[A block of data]
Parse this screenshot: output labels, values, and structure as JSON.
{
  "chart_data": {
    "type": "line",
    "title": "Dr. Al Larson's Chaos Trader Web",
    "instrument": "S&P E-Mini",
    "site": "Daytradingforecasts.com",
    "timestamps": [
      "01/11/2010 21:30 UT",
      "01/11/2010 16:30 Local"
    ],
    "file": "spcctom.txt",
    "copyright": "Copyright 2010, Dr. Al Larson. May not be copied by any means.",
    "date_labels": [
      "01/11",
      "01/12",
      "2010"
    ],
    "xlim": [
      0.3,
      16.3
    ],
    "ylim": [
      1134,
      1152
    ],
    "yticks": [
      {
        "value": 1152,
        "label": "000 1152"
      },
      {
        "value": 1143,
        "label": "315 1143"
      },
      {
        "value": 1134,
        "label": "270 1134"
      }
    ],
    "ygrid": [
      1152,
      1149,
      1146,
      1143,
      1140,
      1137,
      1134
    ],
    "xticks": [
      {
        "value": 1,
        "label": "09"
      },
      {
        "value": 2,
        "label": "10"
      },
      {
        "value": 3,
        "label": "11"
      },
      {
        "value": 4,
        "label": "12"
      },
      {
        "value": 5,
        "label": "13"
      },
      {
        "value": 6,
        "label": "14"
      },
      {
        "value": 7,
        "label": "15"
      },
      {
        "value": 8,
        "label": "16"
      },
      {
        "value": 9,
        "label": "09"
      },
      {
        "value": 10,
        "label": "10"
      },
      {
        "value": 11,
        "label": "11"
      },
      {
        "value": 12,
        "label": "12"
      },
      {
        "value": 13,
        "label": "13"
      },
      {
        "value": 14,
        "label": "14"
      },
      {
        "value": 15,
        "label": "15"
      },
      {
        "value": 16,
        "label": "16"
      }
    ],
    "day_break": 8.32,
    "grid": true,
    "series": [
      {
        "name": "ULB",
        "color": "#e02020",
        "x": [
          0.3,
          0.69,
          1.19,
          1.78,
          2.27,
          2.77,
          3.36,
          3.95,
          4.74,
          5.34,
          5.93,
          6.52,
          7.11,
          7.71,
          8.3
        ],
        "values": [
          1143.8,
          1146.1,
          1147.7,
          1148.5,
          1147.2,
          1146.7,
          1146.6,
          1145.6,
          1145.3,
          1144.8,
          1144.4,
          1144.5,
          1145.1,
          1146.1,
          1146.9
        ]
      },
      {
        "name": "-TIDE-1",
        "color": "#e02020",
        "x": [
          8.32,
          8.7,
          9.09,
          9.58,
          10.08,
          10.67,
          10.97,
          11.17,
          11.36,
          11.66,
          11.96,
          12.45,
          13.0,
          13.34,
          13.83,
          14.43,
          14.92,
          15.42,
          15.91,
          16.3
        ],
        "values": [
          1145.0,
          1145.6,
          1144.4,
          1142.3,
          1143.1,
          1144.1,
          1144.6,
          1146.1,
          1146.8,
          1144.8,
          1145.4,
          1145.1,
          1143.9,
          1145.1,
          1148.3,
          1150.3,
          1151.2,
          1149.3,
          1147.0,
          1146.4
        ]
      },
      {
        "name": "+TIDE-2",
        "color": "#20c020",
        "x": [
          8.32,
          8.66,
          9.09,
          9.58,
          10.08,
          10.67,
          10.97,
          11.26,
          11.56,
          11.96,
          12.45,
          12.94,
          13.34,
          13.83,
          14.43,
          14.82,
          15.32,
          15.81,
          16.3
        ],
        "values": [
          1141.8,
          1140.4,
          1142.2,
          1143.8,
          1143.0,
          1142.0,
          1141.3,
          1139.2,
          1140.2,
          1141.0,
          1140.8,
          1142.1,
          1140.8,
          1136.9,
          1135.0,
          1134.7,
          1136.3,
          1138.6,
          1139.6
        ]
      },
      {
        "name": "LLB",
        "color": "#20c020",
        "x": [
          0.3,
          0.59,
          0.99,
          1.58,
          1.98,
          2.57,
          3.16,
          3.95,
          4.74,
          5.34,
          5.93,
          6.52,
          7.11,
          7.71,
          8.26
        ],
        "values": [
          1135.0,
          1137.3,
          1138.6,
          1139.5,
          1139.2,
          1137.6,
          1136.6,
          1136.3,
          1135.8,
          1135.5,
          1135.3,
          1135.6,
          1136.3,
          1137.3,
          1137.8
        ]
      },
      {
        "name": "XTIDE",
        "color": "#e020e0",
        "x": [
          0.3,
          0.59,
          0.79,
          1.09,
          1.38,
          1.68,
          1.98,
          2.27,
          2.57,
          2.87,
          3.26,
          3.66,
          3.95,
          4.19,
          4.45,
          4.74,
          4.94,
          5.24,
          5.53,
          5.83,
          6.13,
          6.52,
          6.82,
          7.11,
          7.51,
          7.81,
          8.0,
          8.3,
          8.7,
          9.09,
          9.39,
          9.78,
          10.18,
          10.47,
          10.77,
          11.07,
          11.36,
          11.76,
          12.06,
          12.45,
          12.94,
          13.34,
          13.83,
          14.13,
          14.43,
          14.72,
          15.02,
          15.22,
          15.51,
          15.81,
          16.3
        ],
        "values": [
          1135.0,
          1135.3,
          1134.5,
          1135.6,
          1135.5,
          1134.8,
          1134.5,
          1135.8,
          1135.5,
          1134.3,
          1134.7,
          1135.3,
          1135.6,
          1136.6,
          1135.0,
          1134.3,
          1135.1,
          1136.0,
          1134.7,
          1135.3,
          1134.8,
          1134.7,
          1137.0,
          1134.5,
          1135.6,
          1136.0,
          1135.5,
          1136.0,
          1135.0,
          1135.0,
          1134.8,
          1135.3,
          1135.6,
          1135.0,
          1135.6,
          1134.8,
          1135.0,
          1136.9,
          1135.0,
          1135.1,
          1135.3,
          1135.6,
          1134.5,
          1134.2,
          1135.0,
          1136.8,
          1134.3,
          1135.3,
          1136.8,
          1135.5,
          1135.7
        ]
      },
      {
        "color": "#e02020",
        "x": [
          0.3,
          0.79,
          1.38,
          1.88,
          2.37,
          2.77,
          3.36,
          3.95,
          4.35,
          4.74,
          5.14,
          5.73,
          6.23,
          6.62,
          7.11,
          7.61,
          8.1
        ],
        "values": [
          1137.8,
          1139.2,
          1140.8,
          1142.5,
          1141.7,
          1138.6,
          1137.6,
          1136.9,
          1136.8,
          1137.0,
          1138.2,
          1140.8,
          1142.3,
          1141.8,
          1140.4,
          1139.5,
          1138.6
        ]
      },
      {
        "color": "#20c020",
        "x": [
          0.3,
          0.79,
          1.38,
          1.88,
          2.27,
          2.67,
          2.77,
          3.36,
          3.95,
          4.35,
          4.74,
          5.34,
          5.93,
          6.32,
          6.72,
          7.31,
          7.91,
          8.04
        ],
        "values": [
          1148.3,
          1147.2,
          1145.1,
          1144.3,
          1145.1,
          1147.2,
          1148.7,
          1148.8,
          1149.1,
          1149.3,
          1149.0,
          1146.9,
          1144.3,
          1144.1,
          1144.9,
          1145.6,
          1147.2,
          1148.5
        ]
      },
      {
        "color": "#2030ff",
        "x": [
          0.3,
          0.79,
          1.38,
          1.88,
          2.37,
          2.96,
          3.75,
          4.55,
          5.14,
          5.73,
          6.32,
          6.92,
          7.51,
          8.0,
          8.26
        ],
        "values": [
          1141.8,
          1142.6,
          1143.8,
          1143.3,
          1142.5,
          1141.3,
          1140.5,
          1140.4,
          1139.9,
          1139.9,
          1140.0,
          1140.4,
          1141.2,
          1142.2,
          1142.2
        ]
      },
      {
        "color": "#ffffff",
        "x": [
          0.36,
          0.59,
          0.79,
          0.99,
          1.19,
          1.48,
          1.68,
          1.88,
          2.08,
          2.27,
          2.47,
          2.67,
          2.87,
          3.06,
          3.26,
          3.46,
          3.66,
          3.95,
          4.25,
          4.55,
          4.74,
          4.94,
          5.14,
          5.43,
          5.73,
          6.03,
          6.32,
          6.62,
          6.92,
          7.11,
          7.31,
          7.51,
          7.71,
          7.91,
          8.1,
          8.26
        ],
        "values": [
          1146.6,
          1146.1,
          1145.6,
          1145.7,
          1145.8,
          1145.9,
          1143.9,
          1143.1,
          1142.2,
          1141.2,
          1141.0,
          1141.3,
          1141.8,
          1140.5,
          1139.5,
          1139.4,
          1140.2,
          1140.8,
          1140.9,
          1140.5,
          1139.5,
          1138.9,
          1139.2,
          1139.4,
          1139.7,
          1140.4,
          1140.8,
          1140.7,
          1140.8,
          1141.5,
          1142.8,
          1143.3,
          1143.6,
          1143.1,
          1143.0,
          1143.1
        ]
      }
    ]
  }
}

## [The task]
Report how many lines of the data contain the word "name", using the number alone.

## [Solution to the exercise]
5